### RECORDS FOR THE EXERCISE:
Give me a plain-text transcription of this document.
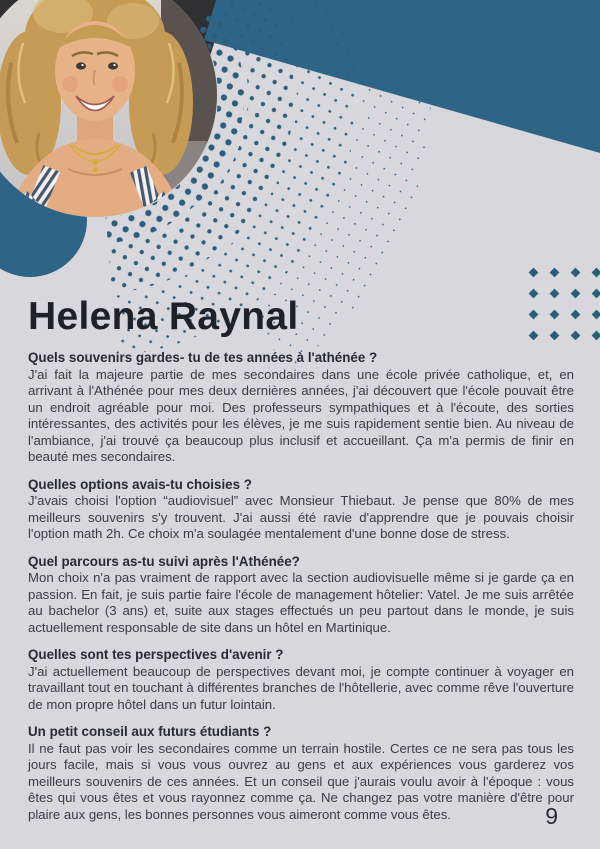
Helena Raynal
Quels souvenirs gardes- tu de tes années à l'athénée ?

J'ai fait la majeure partie de mes secondaires dans une école privée catholique, et, en arrivant à l'Athénée pour mes deux dernières années, j'ai découvert que l'école pouvait être un endroit agréable pour moi. Des professeurs sympathiques et à l'écoute, des sorties intéressantes, des activités pour les élèves, je me suis rapidement sentie bien. Au niveau de l'ambiance, j'ai trouvé ça beaucoup plus inclusif et accueillant. Ça m'a permis de finir en beauté mes secondaires.

Quelles options avais-tu choisies ?

J'avais choisi l'option “audiovisuel” avec Monsieur Thiebaut. Je pense que 80% de mes meilleurs souvenirs s'y trouvent. J'ai aussi été ravie d'apprendre que je pouvais choisir l'option math 2h. Ce choix m'a soulagée mentalement d'une bonne dose de stress.

Quel parcours as-tu suivi après l'Athénée?

Mon choix n'a pas vraiment de rapport avec la section audiovisuelle même si je garde ça en passion. En fait, je suis partie faire l'école de management hôtelier: Vatel. Je me suis arrêtée au bachelor (3 ans) et, suite aux stages effectués un peu partout dans le monde, je suis actuellement responsable de site dans un hôtel en Martinique.

Quelles sont tes perspectives d'avenir ?

J'ai actuellement beaucoup de perspectives devant moi, je compte continuer à voyager en travaillant tout en touchant à différentes branches de l'hôtellerie, avec comme rêve l'ouverture de mon propre hôtel dans un futur lointain.

Un petit conseil aux futurs étudiants ?

Il ne faut pas voir les secondaires comme un terrain hostile. Certes ce ne sera pas tous les jours facile, mais si vous vous ouvrez au gens et aux expériences vous garderez vos meilleurs souvenirs de ces années. Et un conseil que j'aurais voulu avoir à l'époque : vous êtes qui vous êtes et vous rayonnez comme ça. Ne changez pas votre manière d'être pour plaire aux gens, les bonnes personnes vous aimeront comme vous êtes.	9
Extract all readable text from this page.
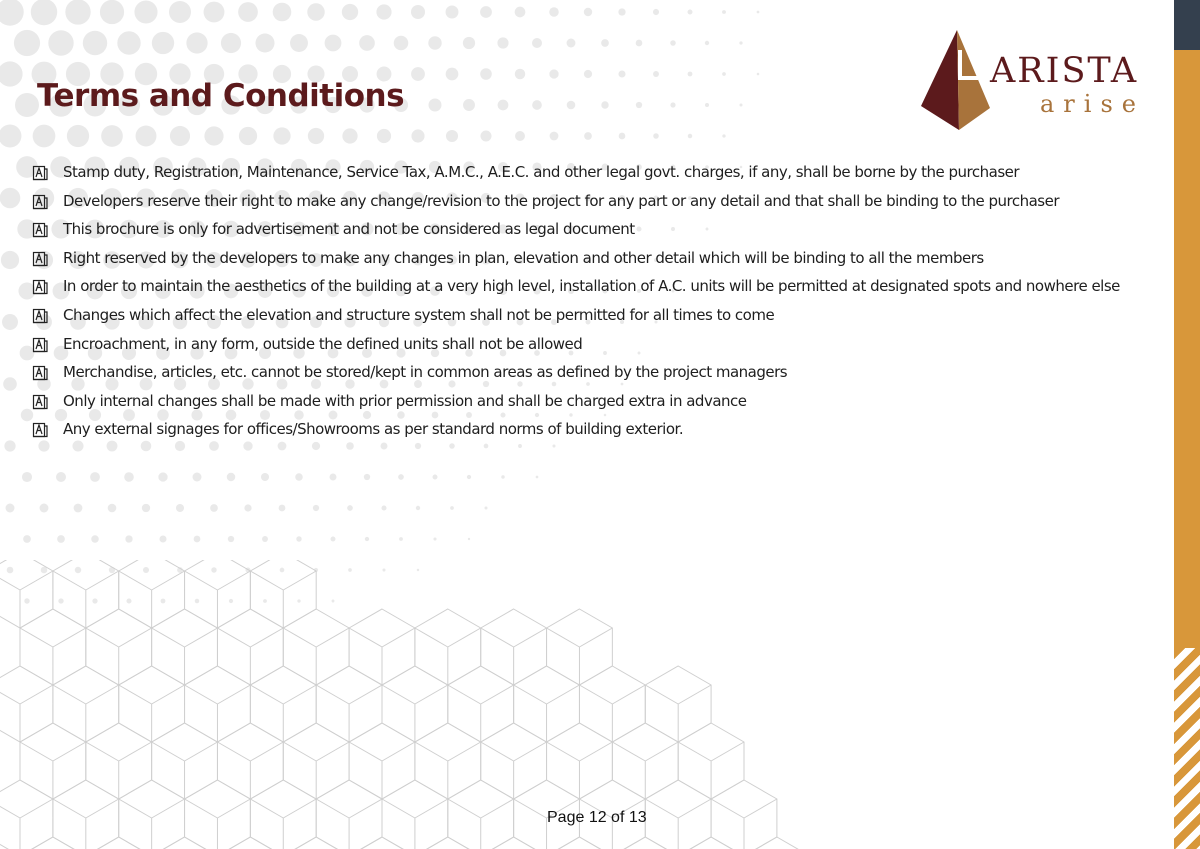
Terms and Conditions
ARISTA
arise
Stamp duty, Registration, Maintenance, Service Tax, A.M.C., A.E.C. and other legal govt. charges, if any, shall be borne by the purchaser
Developers reserve their right to make any change/revision to the project for any part or any detail and that shall be binding to the purchaser
This brochure is only for advertisement and not be considered as legal document
Right reserved by the developers to make any changes in plan, elevation and other detail which will be binding to all the members
In order to maintain the aesthetics of the building at a very high level, installation of A.C. units will be permitted at designated spots and nowhere else
Changes which affect the elevation and structure system shall not be permitted for all times to come
Encroachment, in any form, outside the defined units shall not be allowed
Merchandise, articles, etc. cannot be stored/kept in common areas as defined by the project managers
Only internal changes shall be made with prior permission and shall be charged extra in advance
Any external signages for offices/Showrooms as per standard norms of building exterior.
Page 12 of 13
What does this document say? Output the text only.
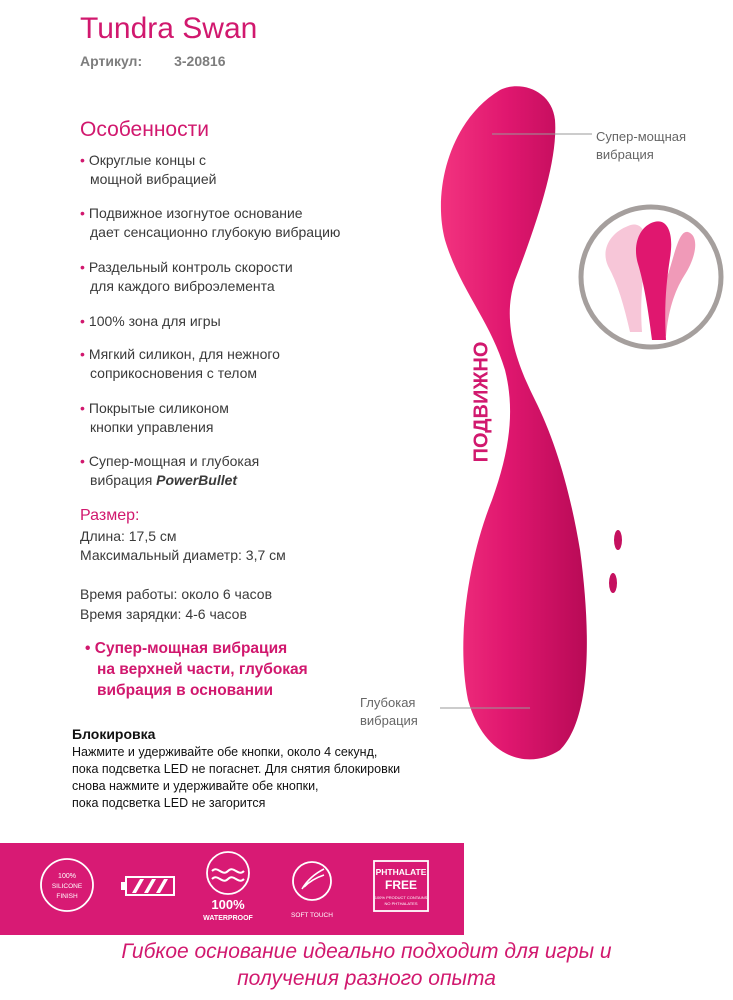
Tundra Swan
Артикул: 3-20816
Особенности
• Округлые концы с
мощной вибрацией
• Подвижное изогнутое основание
дает сенсационно глубокую вибрацию
• Раздельный контроль скорости
для каждого виброэлемента
• 100% зона для игры
• Мягкий силикон, для нежного
соприкосновения с телом
• Покрытые силиконом
кнопки управления
• Супер-мощная и глубокая
вибрация PowerBullet
Размер:
Длина: 17,5 см
Максимальный диаметр: 3,7 см
Время работы: около 6 часов
Время зарядки: 4-6 часов
• Супер-мощная вибрация
на верхней части, глубокая
вибрация в основании
Блокировка
Нажмите и удерживайте обе кнопки, около 4 секунд,
пока подсветка LED не погаснет. Для снятия блокировки
снова нажмите и удерживайте обе кнопки,
пока подсветка LED не загорится
Супер-мощная
вибрация
Глубокая
вибрация
ПОДВИЖНО
100%
SILICONE
FINISH
100%
WATERPROOF	SOFT TOUCH
PHTHALATE
FREE
100% PRODUCT CONTAINS
NO PHTHALATES
Гибкое основание идеально подходит для игры и
получения разного опыта
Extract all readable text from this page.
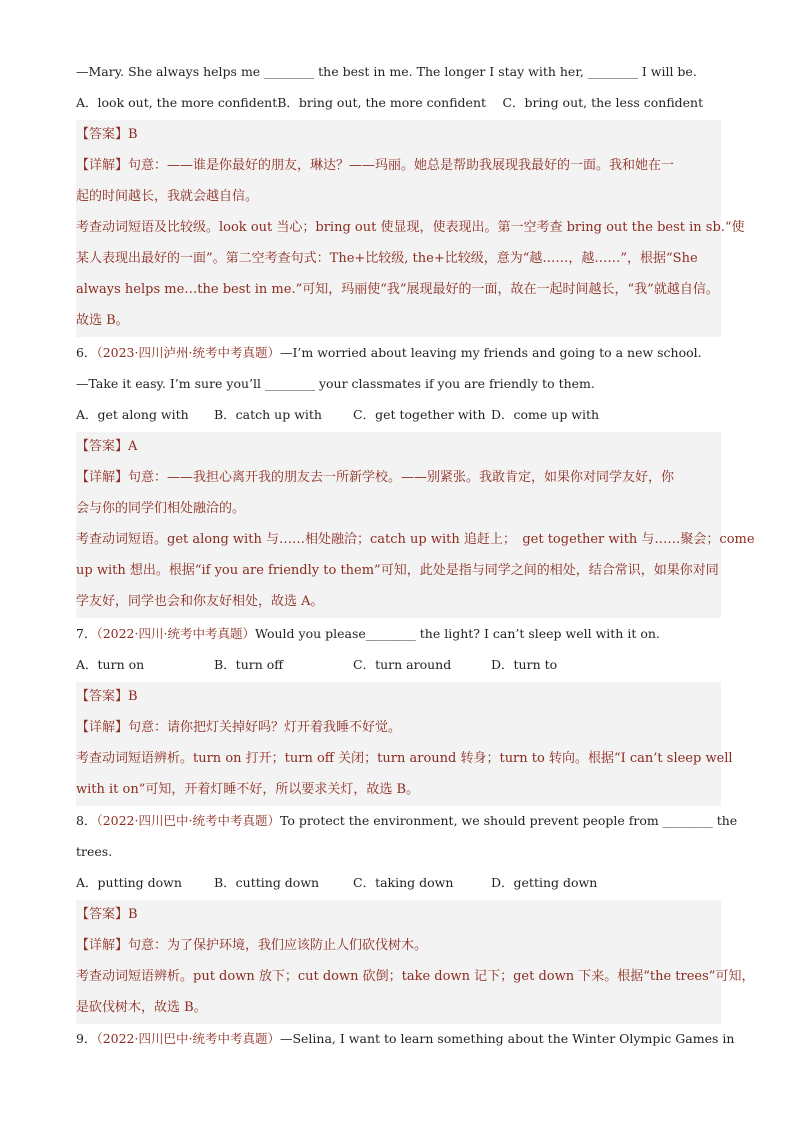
—Mary. She always helps me ________ the best in me. The longer I stay with her, ________ I will be.
A．look out, the more confidentB．bring out, the more confident　 C．bring out, the less confident
【答案】B
【详解】句意：——谁是你最好的朋友，琳达？——玛丽。她总是帮助我展现我最好的一面。我和她在一
起的时间越长，我就会越自信。
考查动词短语及比较级。look out 当心；bring out 使显现，使表现出。第一空考查 bring out the best in sb.“使
某人表现出最好的一面”。第二空考查句式：The+比较级, the+比较级，意为“越……，越……”，根据“She
always helps me…the best in me.”可知，玛丽使“我”展现最好的一面，故在一起时间越长，“我”就越自信。
故选 B。
6．（2023·四川泸州·统考中考真题）—I’m worried about leaving my friends and going to a new school.
—Take it easy. I’m sure you’ll ________ your classmates if you are friendly to them.
A．get along with B．catch up with C．get together with D．come up with
【答案】A
【详解】句意：——我担心离开我的朋友去一所新学校。——别紧张。我敢肯定，如果你对同学友好，你
会与你的同学们相处融洽的。
考查动词短语。get along with 与……相处融洽；catch up with 追赶上；　get together with 与……聚会；come
up with 想出。根据“if you are friendly to them”可知，此处是指与同学之间的相处，结合常识，如果你对同
学友好，同学也会和你友好相处，故选 A。
7．（2022·四川·统考中考真题）Would you please________ the light? I can’t sleep well with it on.
A．turn on	B．turn off	C．turn around	D．turn to
【答案】B
【详解】句意：请你把灯关掉好吗？灯开着我睡不好觉。
考查动词短语辨析。turn on 打开；turn off 关闭；turn around 转身；turn to 转向。根据“I can’t sleep well
with it on”可知，开着灯睡不好，所以要求关灯，故选 B。
8．（2022·四川巴中·统考中考真题）To protect the environment, we should prevent people from ________ the
trees.
A．putting down	B．cutting down	C．taking down	D．getting down
【答案】B
【详解】句意：为了保护环境，我们应该防止人们砍伐树木。
考查动词短语辨析。put down 放下；cut down 砍倒；take down 记下；get down 下来。根据“the trees”可知，
是砍伐树木，故选 B。
9．（2022·四川巴中·统考中考真题）—Selina, I want to learn something about the Winter Olympic Games in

### SHORT PROBLEM:
Output all of the entries verbatim, leaving out any images.

### TASK OUTPUT:
Give me a plain-text transcription of this document.
Helena Raynal
Quels souvenirs gardes- tu de tes années à l'athénée ?

J'ai fait la majeure partie de mes secondaires dans une école privée catholique, et, en arrivant à l'Athénée pour mes deux dernières années, j'ai découvert que l'école pouvait être un endroit agréable pour moi. Des professeurs sympathiques et à l'écoute, des sorties intéressantes, des activités pour les élèves, je me suis rapidement sentie bien. Au niveau de l'ambiance, j'ai trouvé ça beaucoup plus inclusif et accueillant. Ça m'a permis de finir en beauté mes secondaires.

Quelles options avais-tu choisies ?

J'avais choisi l'option “audiovisuel” avec Monsieur Thiebaut. Je pense que 80% de mes meilleurs souvenirs s'y trouvent. J'ai aussi été ravie d'apprendre que je pouvais choisir l'option math 2h. Ce choix m'a soulagée mentalement d'une bonne dose de stress.

Quel parcours as-tu suivi après l'Athénée?

Mon choix n'a pas vraiment de rapport avec la section audiovisuelle même si je garde ça en passion. En fait, je suis partie faire l'école de management hôtelier: Vatel. Je me suis arrêtée au bachelor (3 ans) et, suite aux stages effectués un peu partout dans le monde, je suis actuellement responsable de site dans un hôtel en Martinique.

Quelles sont tes perspectives d'avenir ?

J'ai actuellement beaucoup de perspectives devant moi, je compte continuer à voyager en travaillant tout en touchant à différentes branches de l'hôtellerie, avec comme rêve l'ouverture de mon propre hôtel dans un futur lointain.

Un petit conseil aux futurs étudiants ?

Il ne faut pas voir les secondaires comme un terrain hostile. Certes ce ne sera pas tous les jours facile, mais si vous vous ouvrez au gens et aux expériences vous garderez vos meilleurs souvenirs de ces années. Et un conseil que j'aurais voulu avoir à l'époque : vous êtes qui vous êtes et vous rayonnez comme ça. Ne changez pas votre manière d'être pour plaire aux gens, les bonnes personnes vous aimeront comme vous êtes.	9
Extract all readable text from this page.
Terms and Conditions
ARISTA
arise
Stamp duty, Registration, Maintenance, Service Tax, A.M.C., A.E.C. and other legal govt. charges, if any, shall be borne by the purchaser
Developers reserve their right to make any change/revision to the project for any part or any detail and that shall be binding to the purchaser
This brochure is only for advertisement and not be considered as legal document
Right reserved by the developers to make any changes in plan, elevation and other detail which will be binding to all the members
In order to maintain the aesthetics of the building at a very high level, installation of A.C. units will be permitted at designated spots and nowhere else
Changes which affect the elevation and structure system shall not be permitted for all times to come
Encroachment, in any form, outside the defined units shall not be allowed
Merchandise, articles, etc. cannot be stored/kept in common areas as defined by the project managers
Only internal changes shall be made with prior permission and shall be charged extra in advance
Any external signages for offices/Showrooms as per standard norms of building exterior.
Page 12 of 13
What does this document say? Output the text only.
Tundra Swan
Артикул: 3-20816
Особенности
• Округлые концы с
мощной вибрацией
• Подвижное изогнутое основание
дает сенсационно глубокую вибрацию
• Раздельный контроль скорости
для каждого виброэлемента
• 100% зона для игры
• Мягкий силикон, для нежного
соприкосновения с телом
• Покрытые силиконом
кнопки управления
• Супер-мощная и глубокая
вибрация PowerBullet
Размер:
Длина: 17,5 см
Максимальный диаметр: 3,7 см
Время работы: около 6 часов
Время зарядки: 4-6 часов
• Супер-мощная вибрация
на верхней части, глубокая
вибрация в основании
Блокировка
Нажмите и удерживайте обе кнопки, около 4 секунд,
пока подсветка LED не погаснет. Для снятия блокировки
снова нажмите и удерживайте обе кнопки,
пока подсветка LED не загорится
Супер-мощная
вибрация
Глубокая
вибрация
ПОДВИЖНО
100%
SILICONE
FINISH
100%
WATERPROOF	SOFT TOUCH
PHTHALATE
FREE
100% PRODUCT CONTAINS
NO PHTHALATES
Гибкое основание идеально подходит для игры и
получения разного опыта
Extract all readable text from this page.
—Mary. She always helps me ________ the best in me. The longer I stay with her, ________ I will be.
A．look out, the more confidentB．bring out, the more confident　 C．bring out, the less confident
【答案】B
【详解】句意：——谁是你最好的朋友，琳达？——玛丽。她总是帮助我展现我最好的一面。我和她在一
起的时间越长，我就会越自信。
考查动词短语及比较级。look out 当心；bring out 使显现，使表现出。第一空考查 bring out the best in sb.“使
某人表现出最好的一面”。第二空考查句式：The+比较级, the+比较级，意为“越……，越……”，根据“She
always helps me…the best in me.”可知，玛丽使“我”展现最好的一面，故在一起时间越长，“我”就越自信。
故选 B。
6．（2023·四川泸州·统考中考真题）—I’m worried about leaving my friends and going to a new school.
—Take it easy. I’m sure you’ll ________ your classmates if you are friendly to them.
A．get along with B．catch up with C．get together with D．come up with
【答案】A
【详解】句意：——我担心离开我的朋友去一所新学校。——别紧张。我敢肯定，如果你对同学友好，你
会与你的同学们相处融洽的。
考查动词短语。get along with 与……相处融洽；catch up with 追赶上；　get together with 与……聚会；come
up with 想出。根据“if you are friendly to them”可知，此处是指与同学之间的相处，结合常识，如果你对同
学友好，同学也会和你友好相处，故选 A。
7．（2022·四川·统考中考真题）Would you please________ the light? I can’t sleep well with it on.
A．turn on	B．turn off	C．turn around	D．turn to
【答案】B
【详解】句意：请你把灯关掉好吗？灯开着我睡不好觉。
考查动词短语辨析。turn on 打开；turn off 关闭；turn around 转身；turn to 转向。根据“I can’t sleep well
with it on”可知，开着灯睡不好，所以要求关灯，故选 B。
8．（2022·四川巴中·统考中考真题）To protect the environment, we should prevent people from ________ the
trees.
A．putting down	B．cutting down	C．taking down	D．getting down
【答案】B
【详解】句意：为了保护环境，我们应该防止人们砍伐树木。
考查动词短语辨析。put down 放下；cut down 砍倒；take down 记下；get down 下来。根据“the trees”可知，
是砍伐树木，故选 B。
9．（2022·四川巴中·统考中考真题）—Selina, I want to learn something about the Winter Olympic Games in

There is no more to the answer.